§ Exercise
List every line in the records that contains the string "gridline", matching case exactly.

* * * * *

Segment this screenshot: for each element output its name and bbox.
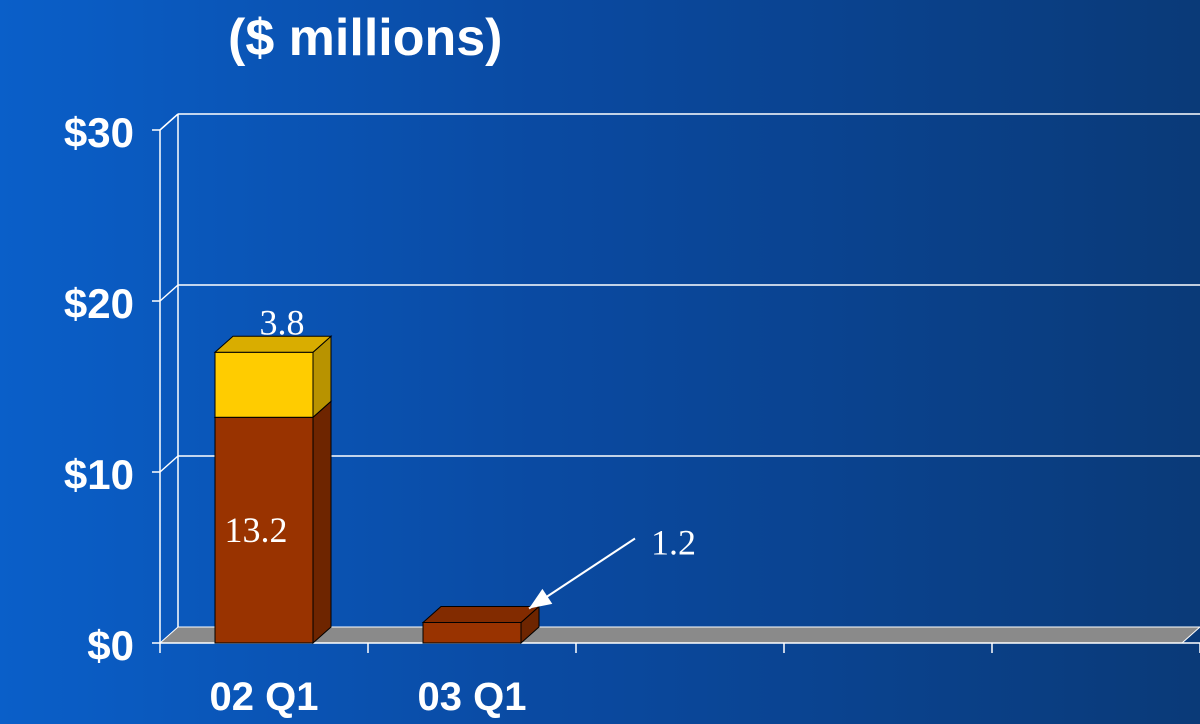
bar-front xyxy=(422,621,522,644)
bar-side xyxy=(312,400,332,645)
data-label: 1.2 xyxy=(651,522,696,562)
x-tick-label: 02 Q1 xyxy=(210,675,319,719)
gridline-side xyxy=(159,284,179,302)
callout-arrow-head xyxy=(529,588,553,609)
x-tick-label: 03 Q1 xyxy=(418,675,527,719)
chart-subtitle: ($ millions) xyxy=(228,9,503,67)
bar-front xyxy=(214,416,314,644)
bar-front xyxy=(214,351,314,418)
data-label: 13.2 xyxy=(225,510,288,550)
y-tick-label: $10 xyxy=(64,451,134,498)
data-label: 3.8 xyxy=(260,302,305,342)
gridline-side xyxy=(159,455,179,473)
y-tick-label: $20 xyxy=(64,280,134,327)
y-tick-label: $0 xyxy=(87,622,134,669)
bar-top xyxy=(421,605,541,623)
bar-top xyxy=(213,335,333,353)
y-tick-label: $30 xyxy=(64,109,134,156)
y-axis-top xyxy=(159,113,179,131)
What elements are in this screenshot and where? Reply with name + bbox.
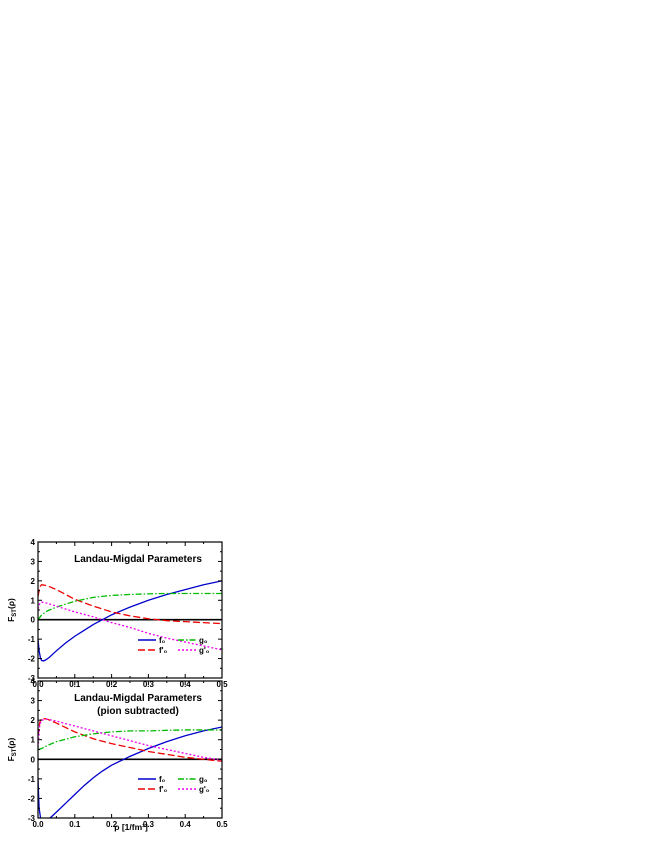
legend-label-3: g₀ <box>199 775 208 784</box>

* * * * *

§ Answer below
gridline-side xyxy=(159,284,179,302)
gridline-side xyxy=(159,455,179,473)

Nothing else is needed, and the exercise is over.